%%

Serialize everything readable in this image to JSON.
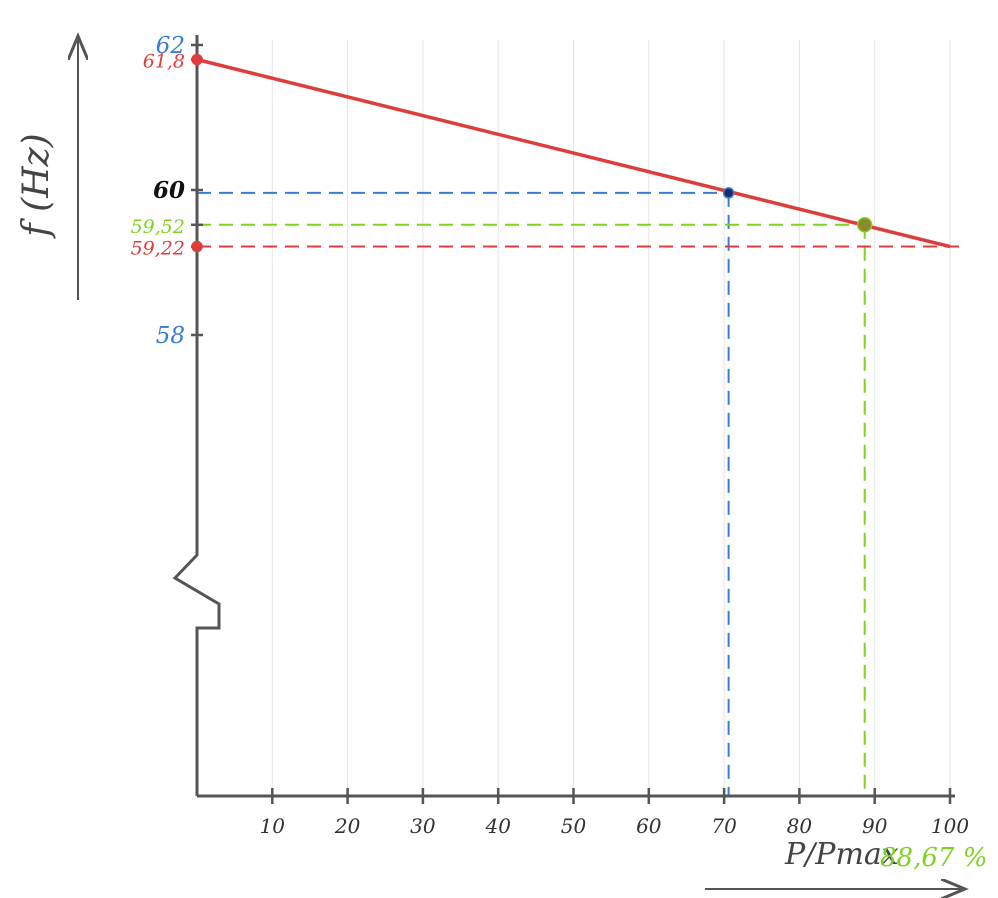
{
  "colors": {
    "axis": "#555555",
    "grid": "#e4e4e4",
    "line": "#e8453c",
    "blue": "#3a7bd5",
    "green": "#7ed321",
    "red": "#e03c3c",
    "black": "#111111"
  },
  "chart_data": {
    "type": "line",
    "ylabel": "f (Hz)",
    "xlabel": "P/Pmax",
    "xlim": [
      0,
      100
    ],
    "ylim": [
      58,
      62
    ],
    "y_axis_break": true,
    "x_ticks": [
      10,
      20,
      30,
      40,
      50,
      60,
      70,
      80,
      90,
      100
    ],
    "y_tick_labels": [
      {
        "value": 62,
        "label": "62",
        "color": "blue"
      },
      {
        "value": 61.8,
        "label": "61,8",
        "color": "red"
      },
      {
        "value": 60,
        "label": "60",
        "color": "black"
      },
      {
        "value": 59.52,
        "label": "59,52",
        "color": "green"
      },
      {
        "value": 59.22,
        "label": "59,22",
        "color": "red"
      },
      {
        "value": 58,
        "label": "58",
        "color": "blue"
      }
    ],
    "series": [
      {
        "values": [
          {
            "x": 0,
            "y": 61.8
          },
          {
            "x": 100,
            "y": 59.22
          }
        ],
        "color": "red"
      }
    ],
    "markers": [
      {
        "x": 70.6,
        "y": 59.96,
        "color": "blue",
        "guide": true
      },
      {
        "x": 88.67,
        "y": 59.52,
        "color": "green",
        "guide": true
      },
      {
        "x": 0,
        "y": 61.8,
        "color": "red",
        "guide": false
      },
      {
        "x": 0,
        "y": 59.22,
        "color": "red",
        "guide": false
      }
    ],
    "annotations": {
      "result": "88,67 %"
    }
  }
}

%%

[Set task]:
Repeat the data exactly in full, omitting its pictures.

[Solution for this problem]:
Serialize everything readable in this image to JSON.
{
  "colors": {
    "axis": "#555555",
    "grid": "#e4e4e4",
    "line": "#e8453c",
    "blue": "#3a7bd5",
    "green": "#7ed321",
    "red": "#e03c3c",
    "black": "#111111"
  },
  "chart_data": {
    "type": "line",
    "ylabel": "f (Hz)",
    "xlabel": "P/Pmax",
    "xlim": [
      0,
      100
    ],
    "ylim": [
      58,
      62
    ],
    "y_axis_break": true,
    "x_ticks": [
      10,
      20,
      30,
      40,
      50,
      60,
      70,
      80,
      90,
      100
    ],
    "y_tick_labels": [
      {
        "value": 62,
        "label": "62",
        "color": "blue"
      },
      {
        "value": 61.8,
        "label": "61,8",
        "color": "red"
      },
      {
        "value": 60,
        "label": "60",
        "color": "black"
      },
      {
        "value": 59.52,
        "label": "59,52",
        "color": "green"
      },
      {
        "value": 59.22,
        "label": "59,22",
        "color": "red"
      },
      {
        "value": 58,
        "label": "58",
        "color": "blue"
      }
    ],
    "series": [
      {
        "values": [
          {
            "x": 0,
            "y": 61.8
          },
          {
            "x": 100,
            "y": 59.22
          }
        ],
        "color": "red"
      }
    ],
    "markers": [
      {
        "x": 70.6,
        "y": 59.96,
        "color": "blue",
        "guide": true
      },
      {
        "x": 88.67,
        "y": 59.52,
        "color": "green",
        "guide": true
      },
      {
        "x": 0,
        "y": 61.8,
        "color": "red",
        "guide": false
      },
      {
        "x": 0,
        "y": 59.22,
        "color": "red",
        "guide": false
      }
    ],
    "annotations": {
      "result": "88,67 %"
    }
  }
}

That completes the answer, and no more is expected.